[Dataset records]
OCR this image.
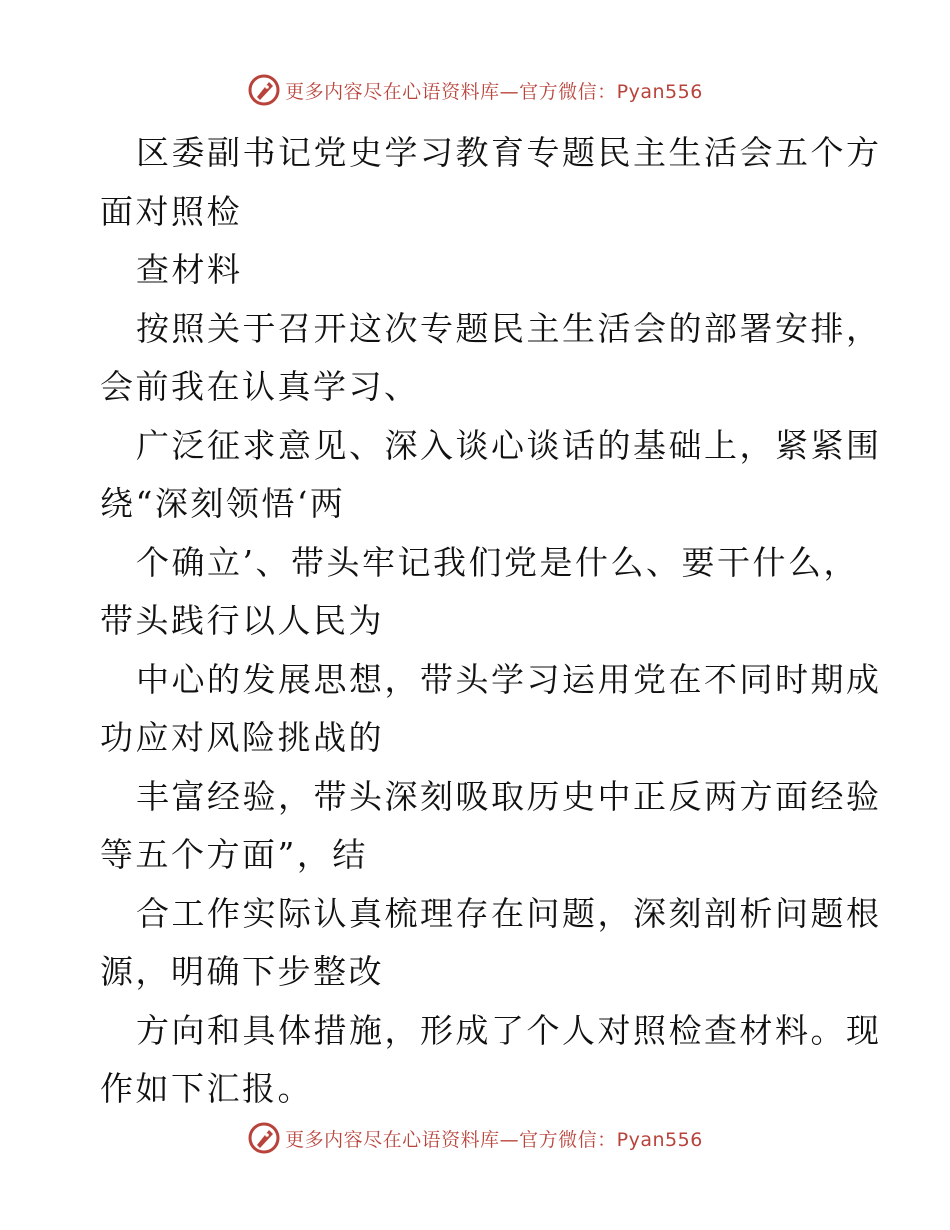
更多内容尽在心语资料库—官方微信：Pyan556

区委副书记党史学习教育专题民主生活会五个方
面对照检
查材料
按照关于召开这次专题民主生活会的部署安排，
会前我在认真学习、
广泛征求意见、深入谈心谈话的基础上，紧紧围
绕“深刻领悟‘两
个确立’、带头牢记我们党是什么、要干什么，
带头践行以人民为
中心的发展思想，带头学习运用党在不同时期成
功应对风险挑战的
丰富经验，带头深刻吸取历史中正反两方面经验
等五个方面”，结
合工作实际认真梳理存在问题，深刻剖析问题根
源，明确下步整改
方向和具体措施，形成了个人对照检查材料。现
作如下汇报。

更多内容尽在心语资料库—官方微信：Pyan556
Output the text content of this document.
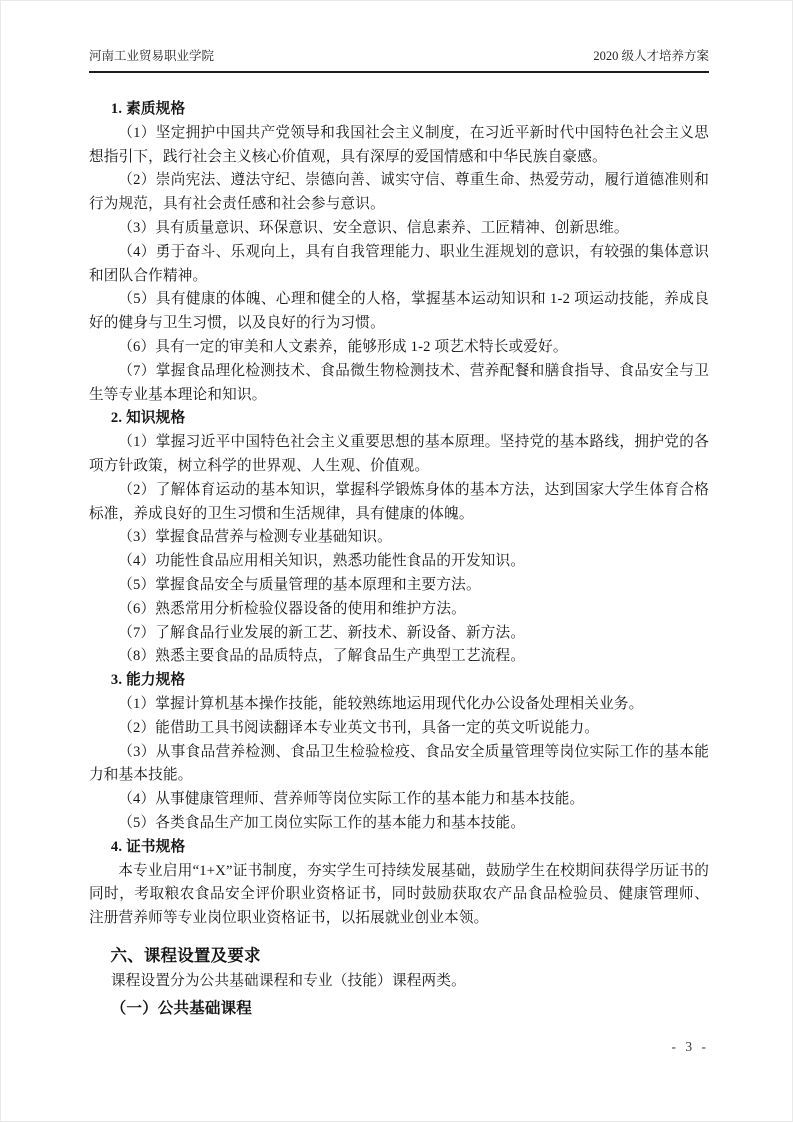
河南工业贸易职业学院	2020 级人才培养方案
1. 素质规格
（1）坚定拥护中国共产党领导和我国社会主义制度，在习近平新时代中国特色社会主义思想指引下，践行社会主义核心价值观，具有深厚的爱国情感和中华民族自豪感。
（2）崇尚宪法、遵法守纪、崇德向善、诚实守信、尊重生命、热爱劳动，履行道德准则和行为规范，具有社会责任感和社会参与意识。
（3）具有质量意识、环保意识、安全意识、信息素养、工匠精神、创新思维。
（4）勇于奋斗、乐观向上，具有自我管理能力、职业生涯规划的意识，有较强的集体意识和团队合作精神。
（5）具有健康的体魄、心理和健全的人格，掌握基本运动知识和 1-2 项运动技能，养成良好的健身与卫生习惯，以及良好的行为习惯。
（6）具有一定的审美和人文素养，能够形成 1-2 项艺术特长或爱好。
（7）掌握食品理化检测技术、食品微生物检测技术、营养配餐和膳食指导、食品安全与卫生等专业基本理论和知识。
2. 知识规格
（1）掌握习近平中国特色社会主义重要思想的基本原理。坚持党的基本路线，拥护党的各项方针政策，树立科学的世界观、人生观、价值观。
（2）了解体育运动的基本知识，掌握科学锻炼身体的基本方法，达到国家大学生体育合格标准，养成良好的卫生习惯和生活规律，具有健康的体魄。
（3）掌握食品营养与检测专业基础知识。
（4）功能性食品应用相关知识，熟悉功能性食品的开发知识。
（5）掌握食品安全与质量管理的基本原理和主要方法。
（6）熟悉常用分析检验仪器设备的使用和维护方法。
（7）了解食品行业发展的新工艺、新技术、新设备、新方法。
（8）熟悉主要食品的品质特点，了解食品生产典型工艺流程。
3. 能力规格
（1）掌握计算机基本操作技能，能较熟练地运用现代化办公设备处理相关业务。
（2）能借助工具书阅读翻译本专业英文书刊，具备一定的英文听说能力。
（3）从事食品营养检测、食品卫生检验检疫、食品安全质量管理等岗位实际工作的基本能力和基本技能。
（4）从事健康管理师、营养师等岗位实际工作的基本能力和基本技能。
（5）各类食品生产加工岗位实际工作的基本能力和基本技能。
4. 证书规格
本专业启用“1+X”证书制度，夯实学生可持续发展基础，鼓励学生在校期间获得学历证书的同时，考取粮农食品安全评价职业资格证书，同时鼓励获取农产品食品检验员、健康管理师、注册营养师等专业岗位职业资格证书，以拓展就业创业本领。
六、课程设置及要求
课程设置分为公共基础课程和专业（技能）课程两类。
（一）公共基础课程
- 3 -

What is expected: Write the lines from the line containing "Output the text content of this document." through the last line of the data out again exactly, and only those lines; pictures stay out.

Task result:
Output the text content of this document.
河南工业贸易职业学院	2020 级人才培养方案
1. 素质规格
（1）坚定拥护中国共产党领导和我国社会主义制度，在习近平新时代中国特色社会主义思想指引下，践行社会主义核心价值观，具有深厚的爱国情感和中华民族自豪感。
（2）崇尚宪法、遵法守纪、崇德向善、诚实守信、尊重生命、热爱劳动，履行道德准则和行为规范，具有社会责任感和社会参与意识。
（3）具有质量意识、环保意识、安全意识、信息素养、工匠精神、创新思维。
（4）勇于奋斗、乐观向上，具有自我管理能力、职业生涯规划的意识，有较强的集体意识和团队合作精神。
（5）具有健康的体魄、心理和健全的人格，掌握基本运动知识和 1-2 项运动技能，养成良好的健身与卫生习惯，以及良好的行为习惯。
（6）具有一定的审美和人文素养，能够形成 1-2 项艺术特长或爱好。
（7）掌握食品理化检测技术、食品微生物检测技术、营养配餐和膳食指导、食品安全与卫生等专业基本理论和知识。
2. 知识规格
（1）掌握习近平中国特色社会主义重要思想的基本原理。坚持党的基本路线，拥护党的各项方针政策，树立科学的世界观、人生观、价值观。
（2）了解体育运动的基本知识，掌握科学锻炼身体的基本方法，达到国家大学生体育合格标准，养成良好的卫生习惯和生活规律，具有健康的体魄。
（3）掌握食品营养与检测专业基础知识。
（4）功能性食品应用相关知识，熟悉功能性食品的开发知识。
（5）掌握食品安全与质量管理的基本原理和主要方法。
（6）熟悉常用分析检验仪器设备的使用和维护方法。
（7）了解食品行业发展的新工艺、新技术、新设备、新方法。
（8）熟悉主要食品的品质特点，了解食品生产典型工艺流程。
3. 能力规格
（1）掌握计算机基本操作技能，能较熟练地运用现代化办公设备处理相关业务。
（2）能借助工具书阅读翻译本专业英文书刊，具备一定的英文听说能力。
（3）从事食品营养检测、食品卫生检验检疫、食品安全质量管理等岗位实际工作的基本能力和基本技能。
（4）从事健康管理师、营养师等岗位实际工作的基本能力和基本技能。
（5）各类食品生产加工岗位实际工作的基本能力和基本技能。
4. 证书规格
本专业启用“1+X”证书制度，夯实学生可持续发展基础，鼓励学生在校期间获得学历证书的同时，考取粮农食品安全评价职业资格证书，同时鼓励获取农产品食品检验员、健康管理师、注册营养师等专业岗位职业资格证书，以拓展就业创业本领。
六、课程设置及要求
课程设置分为公共基础课程和专业（技能）课程两类。
（一）公共基础课程
- 3 -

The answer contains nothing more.